Figure collection entries
★ ★ ★ ★ ★
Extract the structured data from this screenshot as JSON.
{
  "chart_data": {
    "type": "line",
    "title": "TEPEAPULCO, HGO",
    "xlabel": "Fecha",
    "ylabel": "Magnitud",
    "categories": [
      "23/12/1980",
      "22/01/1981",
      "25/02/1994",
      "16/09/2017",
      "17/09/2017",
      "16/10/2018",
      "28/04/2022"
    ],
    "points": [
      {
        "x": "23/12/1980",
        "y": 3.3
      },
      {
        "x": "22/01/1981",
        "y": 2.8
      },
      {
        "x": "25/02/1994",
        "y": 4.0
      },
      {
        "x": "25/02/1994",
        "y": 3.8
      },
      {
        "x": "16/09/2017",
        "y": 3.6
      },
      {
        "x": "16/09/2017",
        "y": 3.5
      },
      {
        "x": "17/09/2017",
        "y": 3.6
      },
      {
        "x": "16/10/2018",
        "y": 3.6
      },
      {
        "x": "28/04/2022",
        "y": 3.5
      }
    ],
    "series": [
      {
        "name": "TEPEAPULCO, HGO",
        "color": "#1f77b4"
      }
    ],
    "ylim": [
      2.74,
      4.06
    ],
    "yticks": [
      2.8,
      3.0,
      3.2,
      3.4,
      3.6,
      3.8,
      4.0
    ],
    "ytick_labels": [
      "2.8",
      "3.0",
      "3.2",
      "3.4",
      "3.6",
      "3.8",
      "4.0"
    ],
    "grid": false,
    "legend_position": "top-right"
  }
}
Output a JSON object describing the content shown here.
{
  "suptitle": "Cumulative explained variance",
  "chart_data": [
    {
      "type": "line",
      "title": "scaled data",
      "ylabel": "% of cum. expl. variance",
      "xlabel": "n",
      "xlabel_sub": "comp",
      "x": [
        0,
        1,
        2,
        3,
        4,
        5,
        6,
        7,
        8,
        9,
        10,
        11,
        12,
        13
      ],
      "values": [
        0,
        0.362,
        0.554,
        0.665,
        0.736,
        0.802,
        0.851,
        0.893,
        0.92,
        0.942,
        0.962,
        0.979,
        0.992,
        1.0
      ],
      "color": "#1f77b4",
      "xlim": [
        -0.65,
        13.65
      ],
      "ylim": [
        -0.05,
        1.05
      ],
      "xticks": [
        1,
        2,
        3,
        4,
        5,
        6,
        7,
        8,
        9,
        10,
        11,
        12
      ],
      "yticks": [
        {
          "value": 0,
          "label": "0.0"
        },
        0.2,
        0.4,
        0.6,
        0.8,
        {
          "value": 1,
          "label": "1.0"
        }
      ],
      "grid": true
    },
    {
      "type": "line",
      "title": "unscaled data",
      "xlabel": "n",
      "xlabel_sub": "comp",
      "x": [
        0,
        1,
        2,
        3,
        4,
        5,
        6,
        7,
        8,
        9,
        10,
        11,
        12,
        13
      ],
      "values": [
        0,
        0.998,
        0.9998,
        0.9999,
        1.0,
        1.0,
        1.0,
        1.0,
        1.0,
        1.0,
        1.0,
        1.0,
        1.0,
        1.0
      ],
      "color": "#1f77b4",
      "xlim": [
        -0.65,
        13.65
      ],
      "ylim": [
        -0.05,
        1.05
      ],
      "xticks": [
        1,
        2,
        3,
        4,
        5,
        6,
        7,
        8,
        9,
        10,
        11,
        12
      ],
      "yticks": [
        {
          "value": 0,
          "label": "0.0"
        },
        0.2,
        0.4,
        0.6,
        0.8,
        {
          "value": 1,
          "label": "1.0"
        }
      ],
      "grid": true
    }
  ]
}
★ ★ ★ ★ ★
### DIRECTIONS FOR THIS TASK
Write out every line from the records above, word for word.

### RESULT OF THE EXERCISE
Extract the structured data from this screenshot as JSON.
{
  "chart_data": {
    "type": "line",
    "title": "TEPEAPULCO, HGO",
    "xlabel": "Fecha",
    "ylabel": "Magnitud",
    "categories": [
      "23/12/1980",
      "22/01/1981",
      "25/02/1994",
      "16/09/2017",
      "17/09/2017",
      "16/10/2018",
      "28/04/2022"
    ],
    "points": [
      {
        "x": "23/12/1980",
        "y": 3.3
      },
      {
        "x": "22/01/1981",
        "y": 2.8
      },
      {
        "x": "25/02/1994",
        "y": 4.0
      },
      {
        "x": "25/02/1994",
        "y": 3.8
      },
      {
        "x": "16/09/2017",
        "y": 3.6
      },
      {
        "x": "16/09/2017",
        "y": 3.5
      },
      {
        "x": "17/09/2017",
        "y": 3.6
      },
      {
        "x": "16/10/2018",
        "y": 3.6
      },
      {
        "x": "28/04/2022",
        "y": 3.5
      }
    ],
    "series": [
      {
        "name": "TEPEAPULCO, HGO",
        "color": "#1f77b4"
      }
    ],
    "ylim": [
      2.74,
      4.06
    ],
    "yticks": [
      2.8,
      3.0,
      3.2,
      3.4,
      3.6,
      3.8,
      4.0
    ],
    "ytick_labels": [
      "2.8",
      "3.0",
      "3.2",
      "3.4",
      "3.6",
      "3.8",
      "4.0"
    ],
    "grid": false,
    "legend_position": "top-right"
  }
}
Output a JSON object describing the content shown here.
{
  "suptitle": "Cumulative explained variance",
  "chart_data": [
    {
      "type": "line",
      "title": "scaled data",
      "ylabel": "% of cum. expl. variance",
      "xlabel": "n",
      "xlabel_sub": "comp",
      "x": [
        0,
        1,
        2,
        3,
        4,
        5,
        6,
        7,
        8,
        9,
        10,
        11,
        12,
        13
      ],
      "values": [
        0,
        0.362,
        0.554,
        0.665,
        0.736,
        0.802,
        0.851,
        0.893,
        0.92,
        0.942,
        0.962,
        0.979,
        0.992,
        1.0
      ],
      "color": "#1f77b4",
      "xlim": [
        -0.65,
        13.65
      ],
      "ylim": [
        -0.05,
        1.05
      ],
      "xticks": [
        1,
        2,
        3,
        4,
        5,
        6,
        7,
        8,
        9,
        10,
        11,
        12
      ],
      "yticks": [
        {
          "value": 0,
          "label": "0.0"
        },
        0.2,
        0.4,
        0.6,
        0.8,
        {
          "value": 1,
          "label": "1.0"
        }
      ],
      "grid": true
    },
    {
      "type": "line",
      "title": "unscaled data",
      "xlabel": "n",
      "xlabel_sub": "comp",
      "x": [
        0,
        1,
        2,
        3,
        4,
        5,
        6,
        7,
        8,
        9,
        10,
        11,
        12,
        13
      ],
      "values": [
        0,
        0.998,
        0.9998,
        0.9999,
        1.0,
        1.0,
        1.0,
        1.0,
        1.0,
        1.0,
        1.0,
        1.0,
        1.0,
        1.0
      ],
      "color": "#1f77b4",
      "xlim": [
        -0.65,
        13.65
      ],
      "ylim": [
        -0.05,
        1.05
      ],
      "xticks": [
        1,
        2,
        3,
        4,
        5,
        6,
        7,
        8,
        9,
        10,
        11,
        12
      ],
      "yticks": [
        {
          "value": 0,
          "label": "0.0"
        },
        0.2,
        0.4,
        0.6,
        0.8,
        {
          "value": 1,
          "label": "1.0"
        }
      ],
      "grid": true
    }
  ]
}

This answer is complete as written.